Under this task are some entries; return every one of them exactly.
--- Begin Records shown ---
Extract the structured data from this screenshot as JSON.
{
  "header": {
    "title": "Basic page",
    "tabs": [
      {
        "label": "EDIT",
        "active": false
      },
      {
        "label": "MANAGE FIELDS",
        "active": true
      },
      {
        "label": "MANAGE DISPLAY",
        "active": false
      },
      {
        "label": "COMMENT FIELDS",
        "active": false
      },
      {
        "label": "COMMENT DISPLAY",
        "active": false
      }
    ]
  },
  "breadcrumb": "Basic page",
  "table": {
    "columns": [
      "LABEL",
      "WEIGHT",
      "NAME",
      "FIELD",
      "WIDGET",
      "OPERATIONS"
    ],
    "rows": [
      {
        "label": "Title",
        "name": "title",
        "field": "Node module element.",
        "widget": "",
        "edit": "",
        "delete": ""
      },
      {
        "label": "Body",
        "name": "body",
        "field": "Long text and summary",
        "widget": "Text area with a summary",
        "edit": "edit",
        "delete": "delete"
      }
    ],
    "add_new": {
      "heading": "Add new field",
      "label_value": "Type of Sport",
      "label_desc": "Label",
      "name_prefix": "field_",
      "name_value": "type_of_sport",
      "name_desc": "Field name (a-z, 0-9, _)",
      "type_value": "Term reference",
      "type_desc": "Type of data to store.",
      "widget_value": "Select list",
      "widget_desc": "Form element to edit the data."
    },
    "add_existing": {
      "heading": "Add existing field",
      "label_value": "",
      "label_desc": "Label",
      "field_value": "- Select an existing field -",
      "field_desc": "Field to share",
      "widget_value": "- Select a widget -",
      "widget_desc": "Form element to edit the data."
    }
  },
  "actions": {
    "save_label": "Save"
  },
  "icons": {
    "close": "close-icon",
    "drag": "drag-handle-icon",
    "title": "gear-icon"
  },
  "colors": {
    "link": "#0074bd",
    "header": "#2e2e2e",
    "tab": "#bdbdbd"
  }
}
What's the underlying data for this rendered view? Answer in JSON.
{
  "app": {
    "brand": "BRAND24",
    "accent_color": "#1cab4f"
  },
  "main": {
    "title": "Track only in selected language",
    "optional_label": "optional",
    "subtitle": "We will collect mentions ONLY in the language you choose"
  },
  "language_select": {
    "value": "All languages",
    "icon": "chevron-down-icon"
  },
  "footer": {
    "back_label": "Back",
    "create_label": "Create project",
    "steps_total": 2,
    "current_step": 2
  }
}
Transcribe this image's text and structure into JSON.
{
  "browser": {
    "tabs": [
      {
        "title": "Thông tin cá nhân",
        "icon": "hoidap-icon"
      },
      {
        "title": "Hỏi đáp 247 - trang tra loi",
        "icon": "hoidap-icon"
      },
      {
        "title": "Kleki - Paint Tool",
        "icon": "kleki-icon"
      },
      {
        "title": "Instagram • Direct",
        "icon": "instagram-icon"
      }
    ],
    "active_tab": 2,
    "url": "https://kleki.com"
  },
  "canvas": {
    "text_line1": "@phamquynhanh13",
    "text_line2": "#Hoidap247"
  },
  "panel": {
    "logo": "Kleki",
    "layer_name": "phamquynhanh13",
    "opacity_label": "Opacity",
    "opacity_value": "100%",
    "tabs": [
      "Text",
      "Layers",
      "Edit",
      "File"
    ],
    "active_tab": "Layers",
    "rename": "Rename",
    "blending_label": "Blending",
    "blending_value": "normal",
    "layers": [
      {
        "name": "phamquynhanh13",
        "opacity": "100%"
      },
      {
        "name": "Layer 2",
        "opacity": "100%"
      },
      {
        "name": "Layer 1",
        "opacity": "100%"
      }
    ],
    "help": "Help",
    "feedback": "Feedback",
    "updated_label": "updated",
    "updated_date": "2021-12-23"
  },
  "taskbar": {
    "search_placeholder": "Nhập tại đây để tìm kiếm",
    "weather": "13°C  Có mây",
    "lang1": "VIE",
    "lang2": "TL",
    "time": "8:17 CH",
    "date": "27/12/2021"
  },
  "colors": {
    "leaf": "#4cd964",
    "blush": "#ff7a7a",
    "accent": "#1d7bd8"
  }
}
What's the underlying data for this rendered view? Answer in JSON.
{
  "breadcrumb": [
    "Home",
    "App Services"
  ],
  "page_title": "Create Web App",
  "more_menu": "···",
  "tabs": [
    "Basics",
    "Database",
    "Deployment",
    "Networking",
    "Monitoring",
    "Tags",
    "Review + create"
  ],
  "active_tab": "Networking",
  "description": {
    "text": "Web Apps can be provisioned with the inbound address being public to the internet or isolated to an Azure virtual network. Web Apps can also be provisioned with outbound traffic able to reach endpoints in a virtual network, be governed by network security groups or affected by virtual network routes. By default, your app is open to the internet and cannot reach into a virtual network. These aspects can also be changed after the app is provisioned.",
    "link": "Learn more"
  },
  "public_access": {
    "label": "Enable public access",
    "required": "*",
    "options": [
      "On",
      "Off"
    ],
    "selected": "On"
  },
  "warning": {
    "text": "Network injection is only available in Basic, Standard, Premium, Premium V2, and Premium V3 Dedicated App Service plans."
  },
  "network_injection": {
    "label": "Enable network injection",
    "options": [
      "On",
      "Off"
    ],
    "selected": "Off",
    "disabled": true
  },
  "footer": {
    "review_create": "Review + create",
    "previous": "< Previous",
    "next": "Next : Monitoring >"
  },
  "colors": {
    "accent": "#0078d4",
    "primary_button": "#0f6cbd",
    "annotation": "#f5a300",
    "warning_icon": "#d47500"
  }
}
--- End Records shown ---
## Finished answer:
Extract the structured data from this screenshot as JSON.
{
  "header": {
    "title": "Basic page",
    "tabs": [
      {
        "label": "EDIT",
        "active": false
      },
      {
        "label": "MANAGE FIELDS",
        "active": true
      },
      {
        "label": "MANAGE DISPLAY",
        "active": false
      },
      {
        "label": "COMMENT FIELDS",
        "active": false
      },
      {
        "label": "COMMENT DISPLAY",
        "active": false
      }
    ]
  },
  "breadcrumb": "Basic page",
  "table": {
    "columns": [
      "LABEL",
      "WEIGHT",
      "NAME",
      "FIELD",
      "WIDGET",
      "OPERATIONS"
    ],
    "rows": [
      {
        "label": "Title",
        "name": "title",
        "field": "Node module element.",
        "widget": "",
        "edit": "",
        "delete": ""
      },
      {
        "label": "Body",
        "name": "body",
        "field": "Long text and summary",
        "widget": "Text area with a summary",
        "edit": "edit",
        "delete": "delete"
      }
    ],
    "add_new": {
      "heading": "Add new field",
      "label_value": "Type of Sport",
      "label_desc": "Label",
      "name_prefix": "field_",
      "name_value": "type_of_sport",
      "name_desc": "Field name (a-z, 0-9, _)",
      "type_value": "Term reference",
      "type_desc": "Type of data to store.",
      "widget_value": "Select list",
      "widget_desc": "Form element to edit the data."
    },
    "add_existing": {
      "heading": "Add existing field",
      "label_value": "",
      "label_desc": "Label",
      "field_value": "- Select an existing field -",
      "field_desc": "Field to share",
      "widget_value": "- Select a widget -",
      "widget_desc": "Form element to edit the data."
    }
  },
  "actions": {
    "save_label": "Save"
  },
  "icons": {
    "close": "close-icon",
    "drag": "drag-handle-icon",
    "title": "gear-icon"
  },
  "colors": {
    "link": "#0074bd",
    "header": "#2e2e2e",
    "tab": "#bdbdbd"
  }
}
What's the underlying data for this rendered view? Answer in JSON.
{
  "app": {
    "brand": "BRAND24",
    "accent_color": "#1cab4f"
  },
  "main": {
    "title": "Track only in selected language",
    "optional_label": "optional",
    "subtitle": "We will collect mentions ONLY in the language you choose"
  },
  "language_select": {
    "value": "All languages",
    "icon": "chevron-down-icon"
  },
  "footer": {
    "back_label": "Back",
    "create_label": "Create project",
    "steps_total": 2,
    "current_step": 2
  }
}
Transcribe this image's text and structure into JSON.
{
  "browser": {
    "tabs": [
      {
        "title": "Thông tin cá nhân",
        "icon": "hoidap-icon"
      },
      {
        "title": "Hỏi đáp 247 - trang tra loi",
        "icon": "hoidap-icon"
      },
      {
        "title": "Kleki - Paint Tool",
        "icon": "kleki-icon"
      },
      {
        "title": "Instagram • Direct",
        "icon": "instagram-icon"
      }
    ],
    "active_tab": 2,
    "url": "https://kleki.com"
  },
  "canvas": {
    "text_line1": "@phamquynhanh13",
    "text_line2": "#Hoidap247"
  },
  "panel": {
    "logo": "Kleki",
    "layer_name": "phamquynhanh13",
    "opacity_label": "Opacity",
    "opacity_value": "100%",
    "tabs": [
      "Text",
      "Layers",
      "Edit",
      "File"
    ],
    "active_tab": "Layers",
    "rename": "Rename",
    "blending_label": "Blending",
    "blending_value": "normal",
    "layers": [
      {
        "name": "phamquynhanh13",
        "opacity": "100%"
      },
      {
        "name": "Layer 2",
        "opacity": "100%"
      },
      {
        "name": "Layer 1",
        "opacity": "100%"
      }
    ],
    "help": "Help",
    "feedback": "Feedback",
    "updated_label": "updated",
    "updated_date": "2021-12-23"
  },
  "taskbar": {
    "search_placeholder": "Nhập tại đây để tìm kiếm",
    "weather": "13°C  Có mây",
    "lang1": "VIE",
    "lang2": "TL",
    "time": "8:17 CH",
    "date": "27/12/2021"
  },
  "colors": {
    "leaf": "#4cd964",
    "blush": "#ff7a7a",
    "accent": "#1d7bd8"
  }
}
What's the underlying data for this rendered view? Answer in JSON.
{
  "breadcrumb": [
    "Home",
    "App Services"
  ],
  "page_title": "Create Web App",
  "more_menu": "···",
  "tabs": [
    "Basics",
    "Database",
    "Deployment",
    "Networking",
    "Monitoring",
    "Tags",
    "Review + create"
  ],
  "active_tab": "Networking",
  "description": {
    "text": "Web Apps can be provisioned with the inbound address being public to the internet or isolated to an Azure virtual network. Web Apps can also be provisioned with outbound traffic able to reach endpoints in a virtual network, be governed by network security groups or affected by virtual network routes. By default, your app is open to the internet and cannot reach into a virtual network. These aspects can also be changed after the app is provisioned.",
    "link": "Learn more"
  },
  "public_access": {
    "label": "Enable public access",
    "required": "*",
    "options": [
      "On",
      "Off"
    ],
    "selected": "On"
  },
  "warning": {
    "text": "Network injection is only available in Basic, Standard, Premium, Premium V2, and Premium V3 Dedicated App Service plans."
  },
  "network_injection": {
    "label": "Enable network injection",
    "options": [
      "On",
      "Off"
    ],
    "selected": "Off",
    "disabled": true
  },
  "footer": {
    "review_create": "Review + create",
    "previous": "< Previous",
    "next": "Next : Monitoring >"
  },
  "colors": {
    "accent": "#0078d4",
    "primary_button": "#0f6cbd",
    "annotation": "#f5a300",
    "warning_icon": "#d47500"
  }
}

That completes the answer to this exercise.